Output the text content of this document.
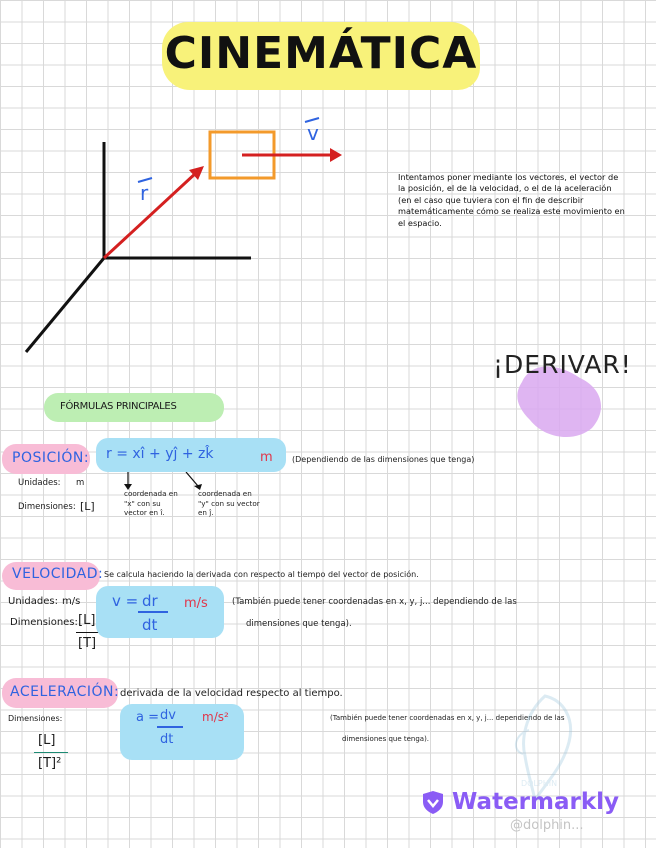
CINEMÁTICA
r
v
Intentamos poner mediante los vectores, el vector de la posición, el de la velocidad, o el de la aceleración (en el caso que tuviera con el fin de describir matemáticamente cómo se realiza este movimiento en el espacio.
¡DERIVAR!
FÓRMULAS PRINCIPALES
POSICIÓN: r = xî + yĵ + zk̂	m (Dependiendo de las dimensiones que tenga)
Unidades: m
Dimensiones: [L]
coordenada en "x" con su vector en î.
coordenada en "y" con su vector en ĵ.
VELOCIDAD: Se calcula haciendo la derivada con respecto al tiempo del vector de posición.
Unidades: m/s
Dimensiones: [L]
[T]
v = dr
dt
m/s	(También puede tener coordenadas en x, y, j... dependiendo de las
dimensiones que tenga).
ACELERACIÓN: derivada de la velocidad respecto al tiempo.
Dimensiones:
[L]
[T]²
a = dv
dt
m/s²	(También puede tener coordenadas en x, y, j... dependiendo de las
dimensiones que tenga).
DOLPHIN
Watermarkly
@dolphin...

┄┄┄┄┄┄┄┄┄┄

* _Goal_:
How many lines of the data hold the string "respecto"? Reply with the number alone.

* _Response_:
2